— Your task —
Below is a listing; write it out exactly and drop any images from it.

— Data for processing —
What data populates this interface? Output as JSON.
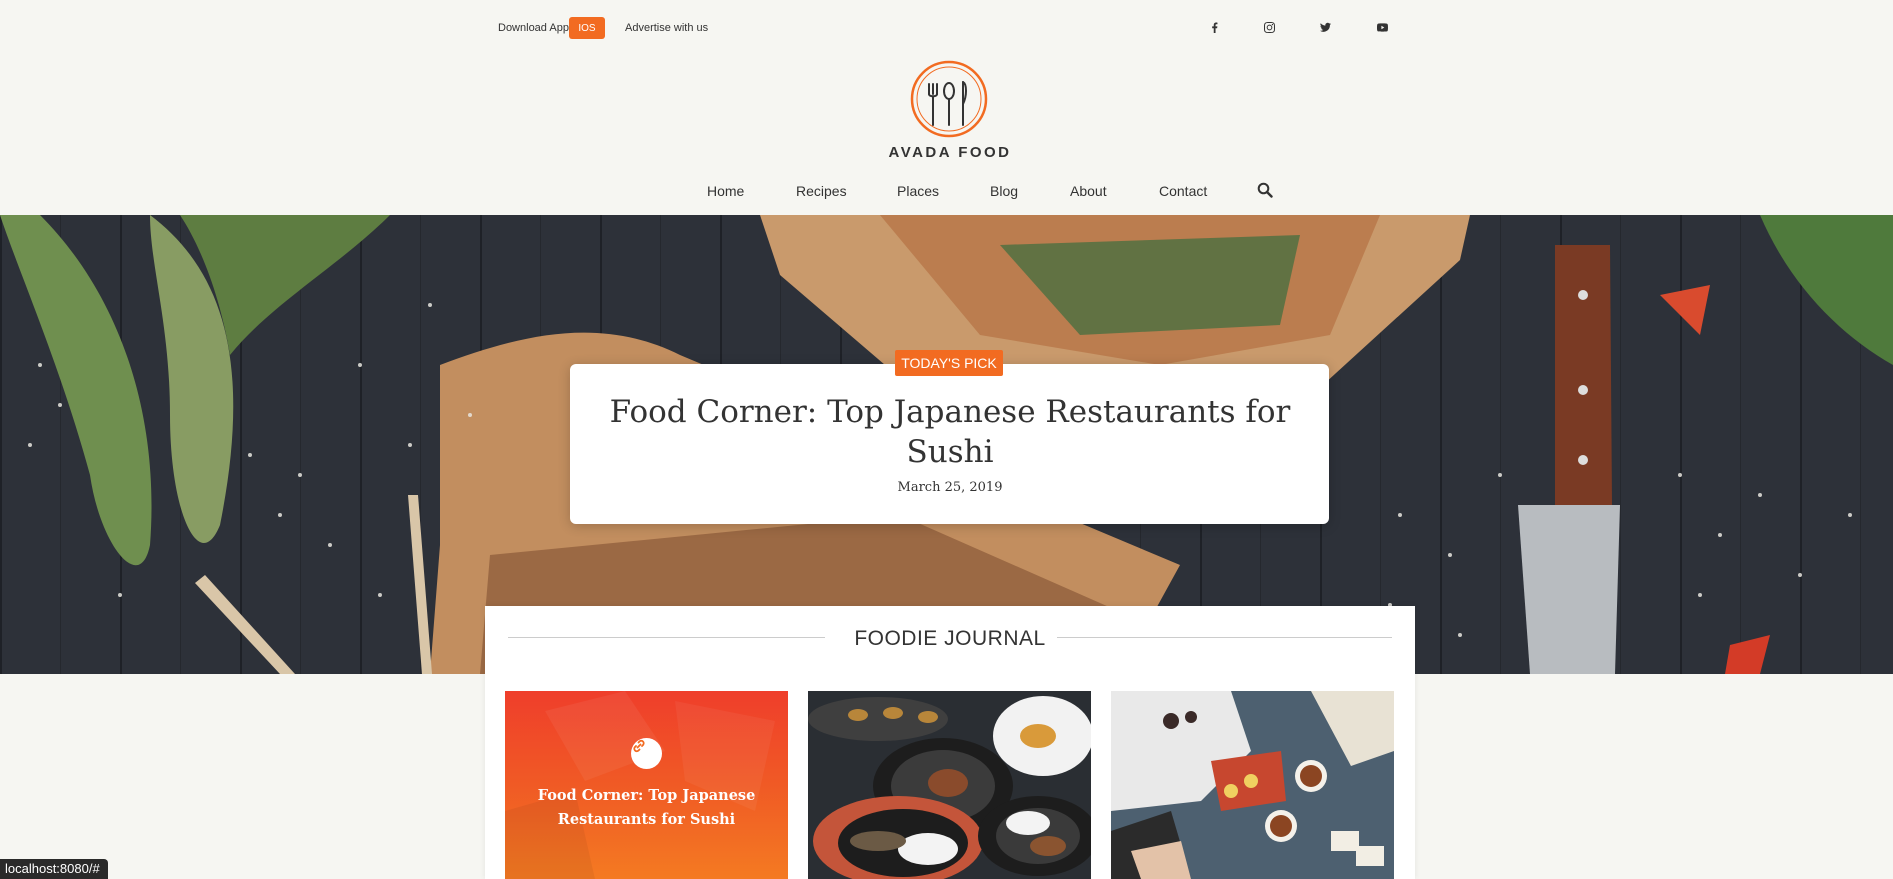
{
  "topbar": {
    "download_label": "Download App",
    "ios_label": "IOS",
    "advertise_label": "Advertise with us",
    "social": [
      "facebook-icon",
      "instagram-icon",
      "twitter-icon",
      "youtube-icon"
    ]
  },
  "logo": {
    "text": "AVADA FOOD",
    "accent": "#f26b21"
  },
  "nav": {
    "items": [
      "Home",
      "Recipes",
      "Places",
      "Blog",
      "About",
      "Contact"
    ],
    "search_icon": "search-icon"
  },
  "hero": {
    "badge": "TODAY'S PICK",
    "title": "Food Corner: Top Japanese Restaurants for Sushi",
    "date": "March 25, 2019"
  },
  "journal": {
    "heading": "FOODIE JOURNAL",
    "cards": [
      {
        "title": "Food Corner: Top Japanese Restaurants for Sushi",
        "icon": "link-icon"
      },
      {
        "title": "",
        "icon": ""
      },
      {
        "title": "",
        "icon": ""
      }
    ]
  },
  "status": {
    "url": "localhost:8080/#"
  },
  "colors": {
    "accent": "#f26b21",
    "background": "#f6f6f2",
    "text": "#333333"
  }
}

— Solution to this problem —
What data populates this interface? Output as JSON.
{
  "topbar": {
    "download_label": "Download App",
    "ios_label": "IOS",
    "advertise_label": "Advertise with us",
    "social": [
      "facebook-icon",
      "instagram-icon",
      "twitter-icon",
      "youtube-icon"
    ]
  },
  "logo": {
    "text": "AVADA FOOD",
    "accent": "#f26b21"
  },
  "nav": {
    "items": [
      "Home",
      "Recipes",
      "Places",
      "Blog",
      "About",
      "Contact"
    ],
    "search_icon": "search-icon"
  },
  "hero": {
    "badge": "TODAY'S PICK",
    "title": "Food Corner: Top Japanese Restaurants for Sushi",
    "date": "March 25, 2019"
  },
  "journal": {
    "heading": "FOODIE JOURNAL",
    "cards": [
      {
        "title": "Food Corner: Top Japanese Restaurants for Sushi",
        "icon": "link-icon"
      },
      {
        "title": "",
        "icon": ""
      },
      {
        "title": "",
        "icon": ""
      }
    ]
  },
  "status": {
    "url": "localhost:8080/#"
  },
  "colors": {
    "accent": "#f26b21",
    "background": "#f6f6f2",
    "text": "#333333"
  }
}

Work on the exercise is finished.